**Problem statement**:
Return every line of the data below word for word, omitting the pictures.

**Data lines**:
+ + + + +
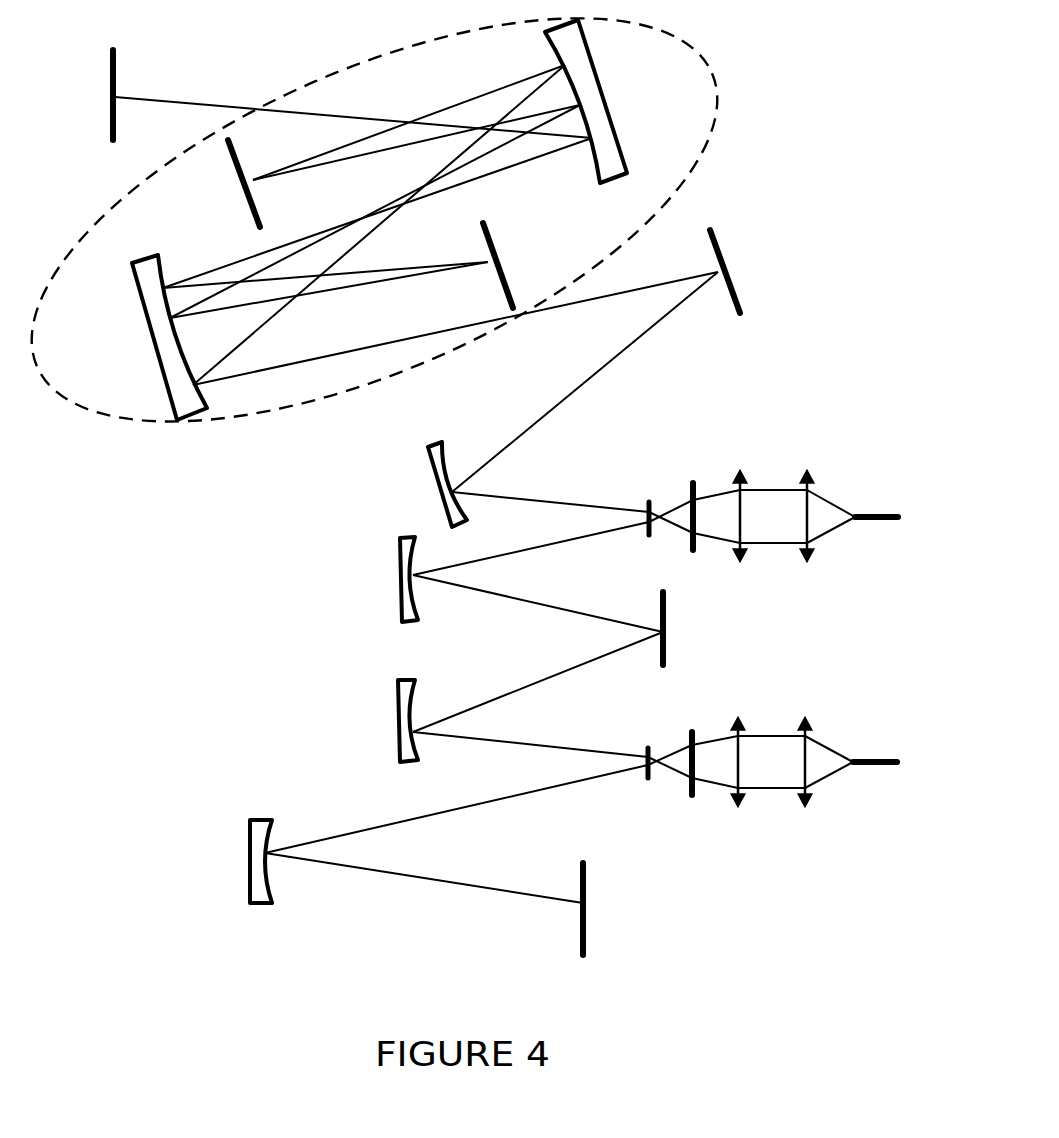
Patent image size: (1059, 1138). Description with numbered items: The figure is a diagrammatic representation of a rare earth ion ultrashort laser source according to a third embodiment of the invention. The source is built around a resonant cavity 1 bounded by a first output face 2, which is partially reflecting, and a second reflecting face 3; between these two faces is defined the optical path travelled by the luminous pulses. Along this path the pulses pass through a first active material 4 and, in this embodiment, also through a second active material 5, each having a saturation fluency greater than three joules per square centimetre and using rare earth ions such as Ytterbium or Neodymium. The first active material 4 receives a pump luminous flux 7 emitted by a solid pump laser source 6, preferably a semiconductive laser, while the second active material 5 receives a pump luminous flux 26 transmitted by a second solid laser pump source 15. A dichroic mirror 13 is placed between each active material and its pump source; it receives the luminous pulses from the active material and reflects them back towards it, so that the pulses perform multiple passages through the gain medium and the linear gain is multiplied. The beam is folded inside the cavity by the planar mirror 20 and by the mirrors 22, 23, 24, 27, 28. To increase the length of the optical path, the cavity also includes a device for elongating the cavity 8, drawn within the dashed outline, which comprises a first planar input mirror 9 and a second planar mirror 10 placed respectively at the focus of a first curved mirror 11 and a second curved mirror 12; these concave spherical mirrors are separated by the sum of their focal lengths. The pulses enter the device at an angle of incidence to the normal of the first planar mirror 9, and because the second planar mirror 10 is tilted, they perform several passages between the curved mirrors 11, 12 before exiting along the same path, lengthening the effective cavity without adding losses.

The resonant cavity 1 is at (192, 540).
The first output face 2 is at (110, 73).
The second reflecting face 3 is at (586, 943).
The first active material 4 is at (649, 500).
The second active material 5 is at (649, 780).
The pump laser source 6 is at (870, 515).
The pump luminous flux 7 is at (833, 535).
The device for elongating the cavity 8 is at (673, 37).
The first planar input mirror 9 is at (250, 215).
The second planar mirror 10 is at (503, 270).
The first curved mirror 11 is at (620, 140).
The second curved mirror 12 is at (147, 333).
The dichroic mirror 13 is at (693, 485).
The second solid laser pump source 15 is at (860, 759).
The planar mirror 20 is at (722, 242).
The concave mirror 22 is at (437, 485).
The concave mirror 23 is at (400, 575).
The concave mirror 24 is at (250, 855).
The pump luminous flux 26 is at (831, 780).
The folding mirror 27 is at (398, 728).
The folding mirror 28 is at (666, 630).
+ + + + +
**Right answer**:
Patent image size: (1059, 1138). Description with numbered items: The figure is a diagrammatic representation of a rare earth ion ultrashort laser source according to a third embodiment of the invention. The source is built around a resonant cavity 1 bounded by a first output face 2, which is partially reflecting, and a second reflecting face 3; between these two faces is defined the optical path travelled by the luminous pulses. Along this path the pulses pass through a first active material 4 and, in this embodiment, also through a second active material 5, each having a saturation fluency greater than three joules per square centimetre and using rare earth ions such as Ytterbium or Neodymium. The first active material 4 receives a pump luminous flux 7 emitted by a solid pump laser source 6, preferably a semiconductive laser, while the second active material 5 receives a pump luminous flux 26 transmitted by a second solid laser pump source 15. A dichroic mirror 13 is placed between each active material and its pump source; it receives the luminous pulses from the active material and reflects them back towards it, so that the pulses perform multiple passages through the gain medium and the linear gain is multiplied. The beam is folded inside the cavity by the planar mirror 20 and by the mirrors 22, 23, 24, 27, 28. To increase the length of the optical path, the cavity also includes a device for elongating the cavity 8, drawn within the dashed outline, which comprises a first planar input mirror 9 and a second planar mirror 10 placed respectively at the focus of a first curved mirror 11 and a second curved mirror 12; these concave spherical mirrors are separated by the sum of their focal lengths. The pulses enter the device at an angle of incidence to the normal of the first planar mirror 9, and because the second planar mirror 10 is tilted, they perform several passages between the curved mirrors 11, 12 before exiting along the same path, lengthening the effective cavity without adding losses.

The resonant cavity 1 is at (192, 540).
The first output face 2 is at (110, 73).
The second reflecting face 3 is at (586, 943).
The first active material 4 is at (649, 500).
The second active material 5 is at (649, 780).
The pump laser source 6 is at (870, 515).
The pump luminous flux 7 is at (833, 535).
The device for elongating the cavity 8 is at (673, 37).
The first planar input mirror 9 is at (250, 215).
The second planar mirror 10 is at (503, 270).
The first curved mirror 11 is at (620, 140).
The second curved mirror 12 is at (147, 333).
The dichroic mirror 13 is at (693, 485).
The second solid laser pump source 15 is at (860, 759).
The planar mirror 20 is at (722, 242).
The concave mirror 22 is at (437, 485).
The concave mirror 23 is at (400, 575).
The concave mirror 24 is at (250, 855).
The pump luminous flux 26 is at (831, 780).
The folding mirror 27 is at (398, 728).
The folding mirror 28 is at (666, 630).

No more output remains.